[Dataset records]
*****
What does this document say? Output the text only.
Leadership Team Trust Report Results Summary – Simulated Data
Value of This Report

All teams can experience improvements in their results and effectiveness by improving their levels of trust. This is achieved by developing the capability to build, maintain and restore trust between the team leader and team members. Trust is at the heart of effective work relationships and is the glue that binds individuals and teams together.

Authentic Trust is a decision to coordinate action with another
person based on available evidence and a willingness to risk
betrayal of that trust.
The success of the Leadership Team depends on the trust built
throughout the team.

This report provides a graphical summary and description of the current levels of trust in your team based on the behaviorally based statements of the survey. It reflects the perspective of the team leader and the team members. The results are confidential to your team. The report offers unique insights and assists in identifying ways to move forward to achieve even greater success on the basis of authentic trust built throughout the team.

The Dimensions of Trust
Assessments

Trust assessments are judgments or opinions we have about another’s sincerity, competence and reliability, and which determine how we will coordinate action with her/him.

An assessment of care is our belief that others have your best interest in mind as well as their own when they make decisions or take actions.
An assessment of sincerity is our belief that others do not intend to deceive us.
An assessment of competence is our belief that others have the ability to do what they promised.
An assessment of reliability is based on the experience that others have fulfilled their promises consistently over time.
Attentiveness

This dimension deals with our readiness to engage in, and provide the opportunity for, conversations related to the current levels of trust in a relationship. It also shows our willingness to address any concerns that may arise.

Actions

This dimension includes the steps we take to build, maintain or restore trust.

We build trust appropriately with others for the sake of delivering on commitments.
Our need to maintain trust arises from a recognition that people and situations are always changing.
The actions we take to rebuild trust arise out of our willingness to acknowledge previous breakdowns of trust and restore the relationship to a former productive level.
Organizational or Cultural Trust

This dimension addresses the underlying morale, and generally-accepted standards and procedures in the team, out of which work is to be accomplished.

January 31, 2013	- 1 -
*****
*Your goal*. Your task is to repeat each line of the material exactly.

*Solution for this exercise*.
What does this document say? Output the text only.
Leadership Team Trust Report Results Summary – Simulated Data
Value of This Report

All teams can experience improvements in their results and effectiveness by improving their levels of trust. This is achieved by developing the capability to build, maintain and restore trust between the team leader and team members. Trust is at the heart of effective work relationships and is the glue that binds individuals and teams together.

Authentic Trust is a decision to coordinate action with another
person based on available evidence and a willingness to risk
betrayal of that trust.
The success of the Leadership Team depends on the trust built
throughout the team.

This report provides a graphical summary and description of the current levels of trust in your team based on the behaviorally based statements of the survey. It reflects the perspective of the team leader and the team members. The results are confidential to your team. The report offers unique insights and assists in identifying ways to move forward to achieve even greater success on the basis of authentic trust built throughout the team.

The Dimensions of Trust
Assessments

Trust assessments are judgments or opinions we have about another’s sincerity, competence and reliability, and which determine how we will coordinate action with her/him.

An assessment of care is our belief that others have your best interest in mind as well as their own when they make decisions or take actions.
An assessment of sincerity is our belief that others do not intend to deceive us.
An assessment of competence is our belief that others have the ability to do what they promised.
An assessment of reliability is based on the experience that others have fulfilled their promises consistently over time.
Attentiveness

This dimension deals with our readiness to engage in, and provide the opportunity for, conversations related to the current levels of trust in a relationship. It also shows our willingness to address any concerns that may arise.

Actions

This dimension includes the steps we take to build, maintain or restore trust.

We build trust appropriately with others for the sake of delivering on commitments.
Our need to maintain trust arises from a recognition that people and situations are always changing.
The actions we take to rebuild trust arise out of our willingness to acknowledge previous breakdowns of trust and restore the relationship to a former productive level.
Organizational or Cultural Trust

This dimension addresses the underlying morale, and generally-accepted standards and procedures in the team, out of which work is to be accomplished.

January 31, 2013	- 1 -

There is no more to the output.